[Collected data entries]
····················

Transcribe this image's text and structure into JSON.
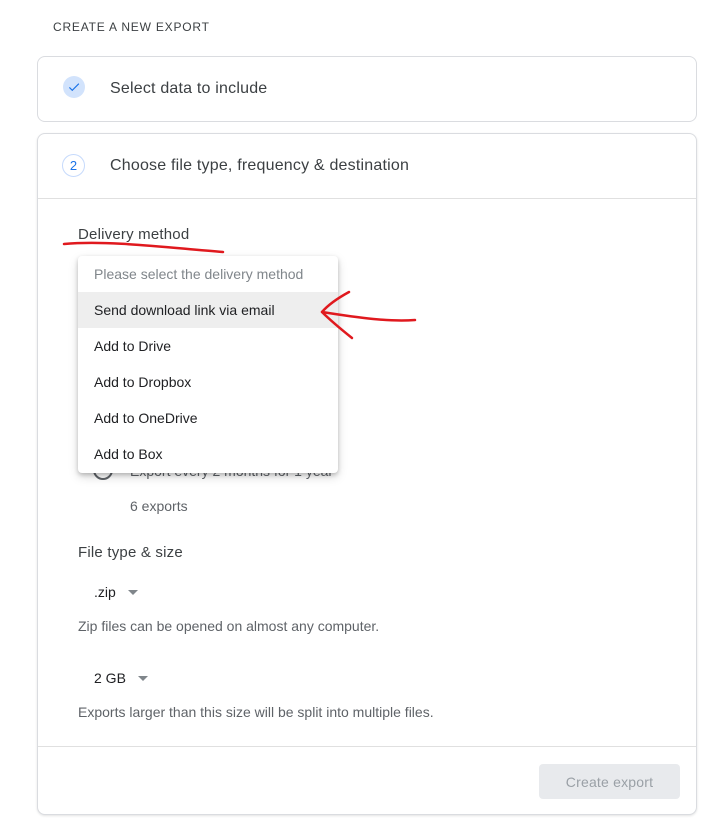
{
  "header": {
    "title": "CREATE A NEW EXPORT"
  },
  "step1": {
    "title": "Select data to include",
    "status": "done"
  },
  "step2": {
    "number": "2",
    "title": "Choose file type, frequency & destination",
    "delivery": {
      "label": "Delivery method",
      "options": [
        "Please select the delivery method",
        "Send download link via email",
        "Add to Drive",
        "Add to Dropbox",
        "Add to OneDrive",
        "Add to Box"
      ],
      "highlighted_index": 1
    },
    "frequency": {
      "option_text": "Export every 2 months for 1 year",
      "count_text": "6 exports"
    },
    "file_type": {
      "label": "File type & size",
      "type_value": ".zip",
      "type_helper": "Zip files can be opened on almost any computer.",
      "size_value": "2 GB",
      "size_helper": "Exports larger than this size will be split into multiple files."
    },
    "create_button": "Create export"
  },
  "colors": {
    "accent": "#1a73e8",
    "annotation": "#e0191e",
    "disabled_button": "#e8eaed"
  },
  "icons": {
    "step1": "check-icon"
  }
}
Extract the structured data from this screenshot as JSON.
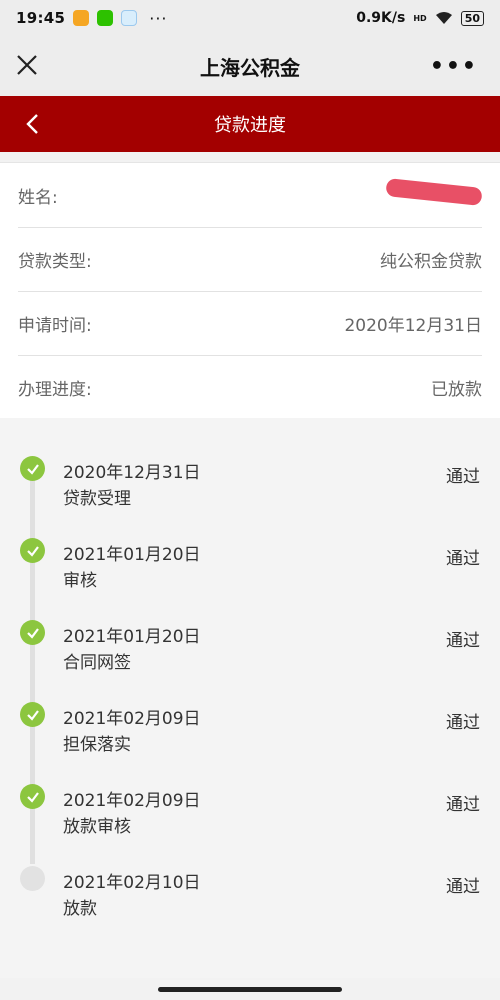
{
  "status_bar": {
    "time": "19:45",
    "more": "···",
    "network_speed": "0.9K/s",
    "hd": "HD",
    "battery": "50"
  },
  "nav": {
    "title": "上海公积金",
    "more": "•••"
  },
  "page": {
    "title": "贷款进度"
  },
  "info": {
    "name_label": "姓名:",
    "loan_type_label": "贷款类型:",
    "loan_type_value": "纯公积金贷款",
    "apply_time_label": "申请时间:",
    "apply_time_value": "2020年12月31日",
    "progress_label": "办理进度:",
    "progress_value": "已放款"
  },
  "steps": [
    {
      "date": "2020年12月31日",
      "name": "贷款受理",
      "status": "通过",
      "done": true
    },
    {
      "date": "2021年01月20日",
      "name": "审核",
      "status": "通过",
      "done": true
    },
    {
      "date": "2021年01月20日",
      "name": "合同网签",
      "status": "通过",
      "done": true
    },
    {
      "date": "2021年02月09日",
      "name": "担保落实",
      "status": "通过",
      "done": true
    },
    {
      "date": "2021年02月09日",
      "name": "放款审核",
      "status": "通过",
      "done": true
    },
    {
      "date": "2021年02月10日",
      "name": "放款",
      "status": "通过",
      "done": false
    }
  ],
  "colors": {
    "header_red": "#a30000",
    "step_done": "#8cc63f",
    "step_pending": "#e2e2e2"
  }
}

····················

Work to complete -> Say the number of lines in the listing that hold "into", with no added words.

Expected answer -> 2